[What the task asks] Identify all lines below that hold "ylabel" and collect them.
● ● ● ●
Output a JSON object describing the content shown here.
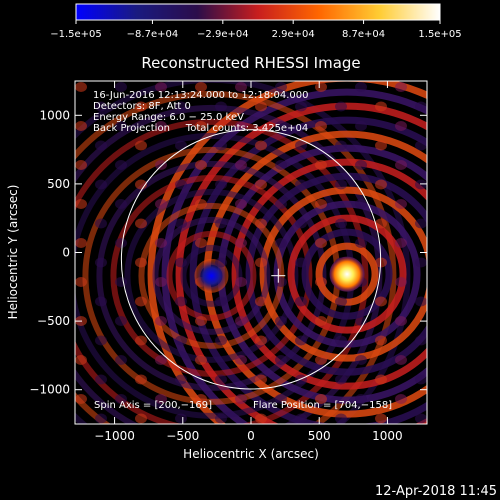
{
  "footer_timestamp": "12-Apr-2018 11:45",
  "colors": {
    "background": "#000000",
    "text": "#ffffff",
    "colorbar_stops": [
      "#0000ff",
      "#1a1a80",
      "#2b0d4a",
      "#c81e1e",
      "#ff6600",
      "#ffcc33",
      "#ffffff"
    ]
  },
  "chart_data": {
    "type": "heatmap",
    "title": "Reconstructed RHESSI Image",
    "xlabel": "Heliocentric X (arcsec)",
    "ylabel": "Heliocentric Y (arcsec)",
    "xlim": [
      -1290,
      1290
    ],
    "ylim": [
      -1250,
      1250
    ],
    "x_ticks": [
      -1000,
      -500,
      0,
      500,
      1000
    ],
    "y_ticks": [
      1000,
      500,
      0,
      -500,
      -1000
    ],
    "x_tick_labels": [
      "−1000",
      "−500",
      "0",
      "500",
      "1000"
    ],
    "y_tick_labels": [
      "1000",
      "500",
      "0",
      "−500",
      "−1000"
    ],
    "colorbar": {
      "range": [
        -150000,
        150000
      ],
      "tick_values": [
        -150000,
        -87000,
        -29000,
        29000,
        87000,
        150000
      ],
      "tick_labels": [
        "−1.5e+05",
        "−8.7e+04",
        "−2.9e+04",
        "2.9e+04",
        "8.7e+04",
        "1.5e+05"
      ]
    },
    "info_text": [
      "16-Jun-2016 12:13:24.000 to 12:18:04.000",
      "Detectors: 8F, Att 0",
      "Energy Range: 6.0 − 25.0 keV",
      "Back Projection     Total counts: 3.425e+04"
    ],
    "spin_axis_text": "Spin Axis = [200,−169]",
    "flare_position_text": "Flare Position = [704,−158]",
    "spin_axis": [
      200,
      -169
    ],
    "flare_position": [
      704,
      -158
    ],
    "negative_source": [
      -290,
      -170
    ],
    "solar_limb_radius": 950,
    "solar_limb_center": [
      0,
      -50
    ]
  }
}
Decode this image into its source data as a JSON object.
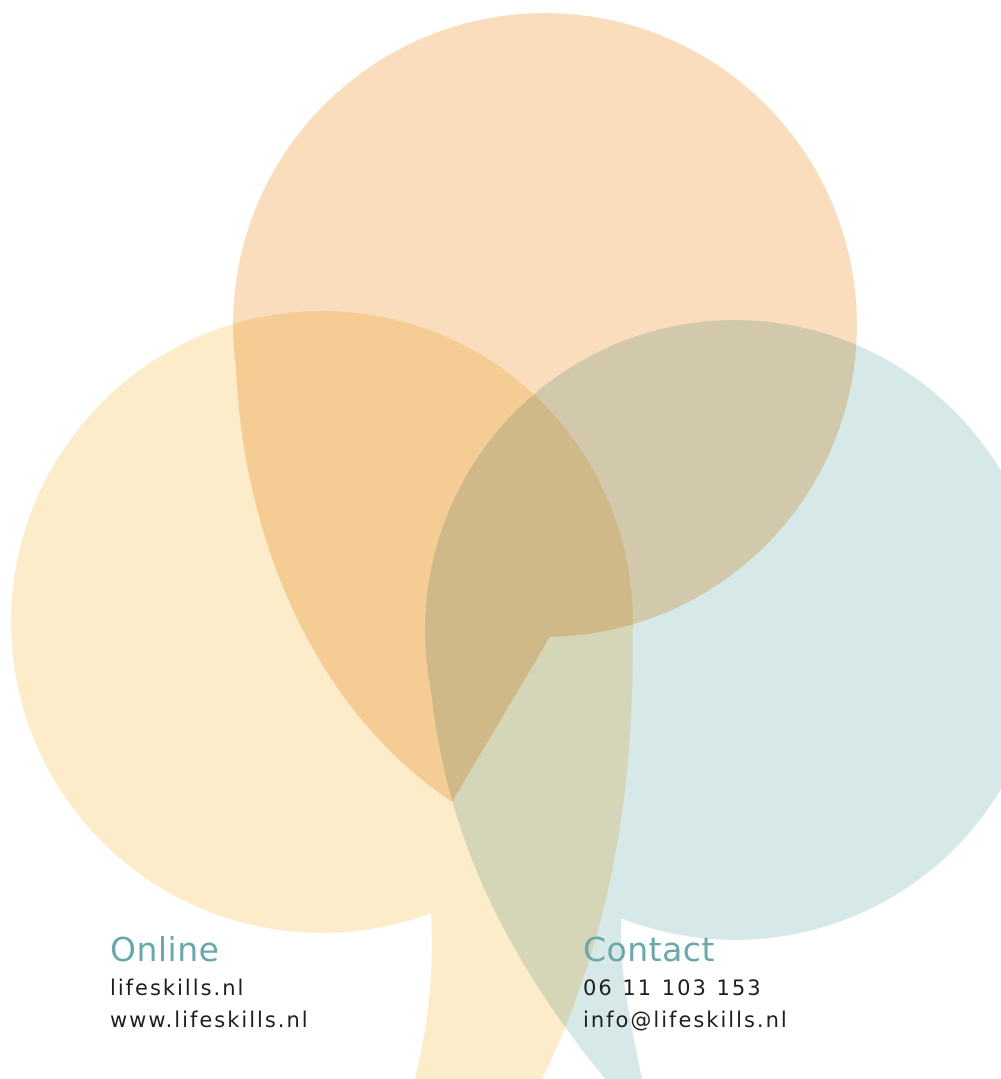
{
  "online": {
    "heading": "Online",
    "lines": [
      "lifeskills.nl",
      "www.lifeskills.nl"
    ]
  },
  "contact": {
    "heading": "Contact",
    "lines": [
      "06 11 103 153",
      "info@lifeskills.nl"
    ]
  }
}
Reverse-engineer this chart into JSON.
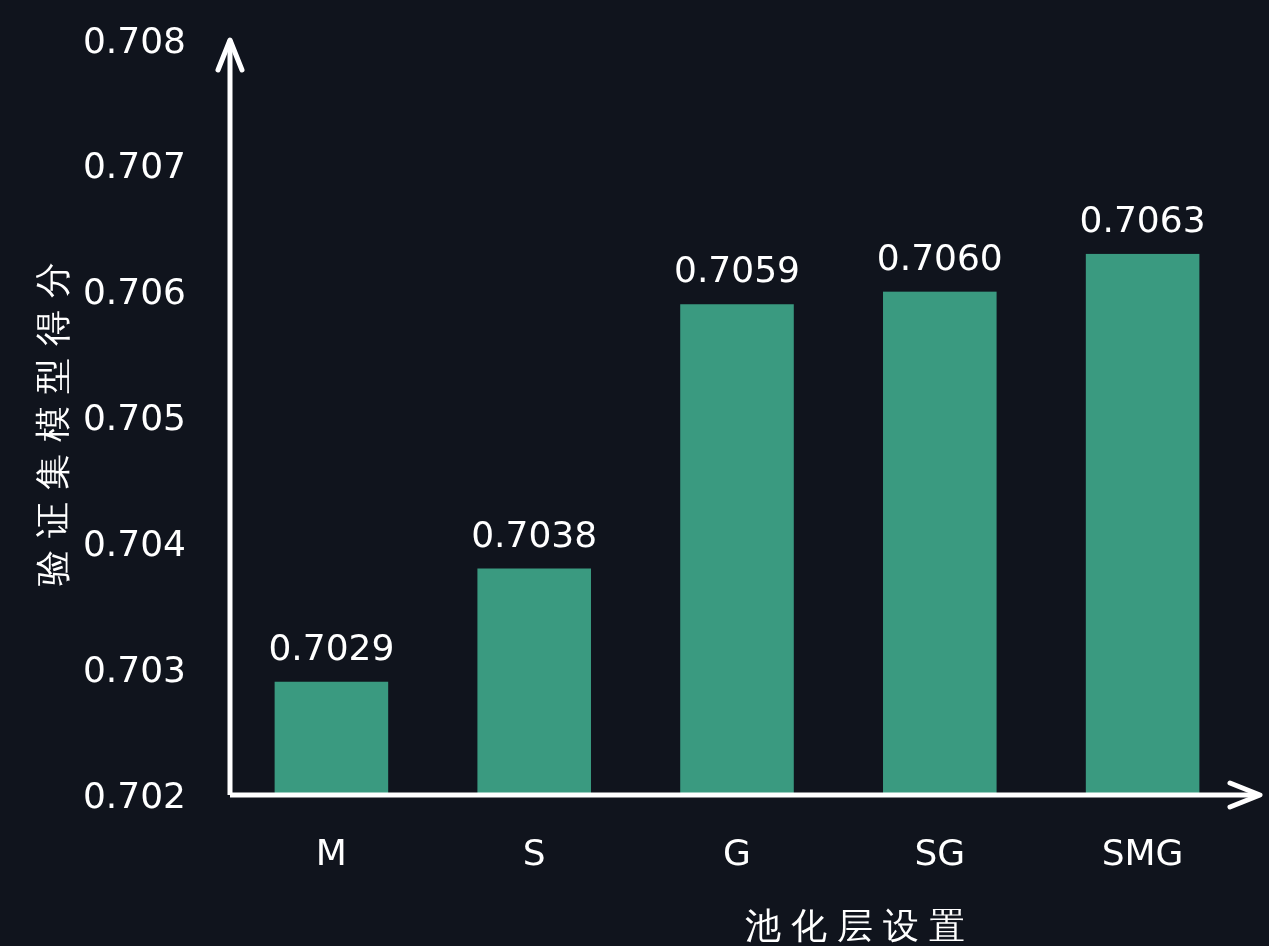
{
  "chart_data": {
    "type": "bar",
    "xlabel": "池化层设置",
    "ylabel": "验证集模型得分",
    "categories": [
      "M",
      "S",
      "G",
      "SG",
      "SMG"
    ],
    "values": [
      0.7029,
      0.7038,
      0.7059,
      0.706,
      0.7063
    ],
    "value_labels": [
      "0.7029",
      "0.7038",
      "0.7059",
      "0.7060",
      "0.7063"
    ],
    "color": "#3a9a80",
    "ylim": [
      0.702,
      0.708
    ],
    "yticks": [
      0.702,
      0.703,
      0.704,
      0.705,
      0.706,
      0.707,
      0.708
    ]
  }
}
● ● ● ●
[Solved problem]
    "ylabel": "Heliocentric Y (arcsec)",
    "ylabel": "验证集模型得分",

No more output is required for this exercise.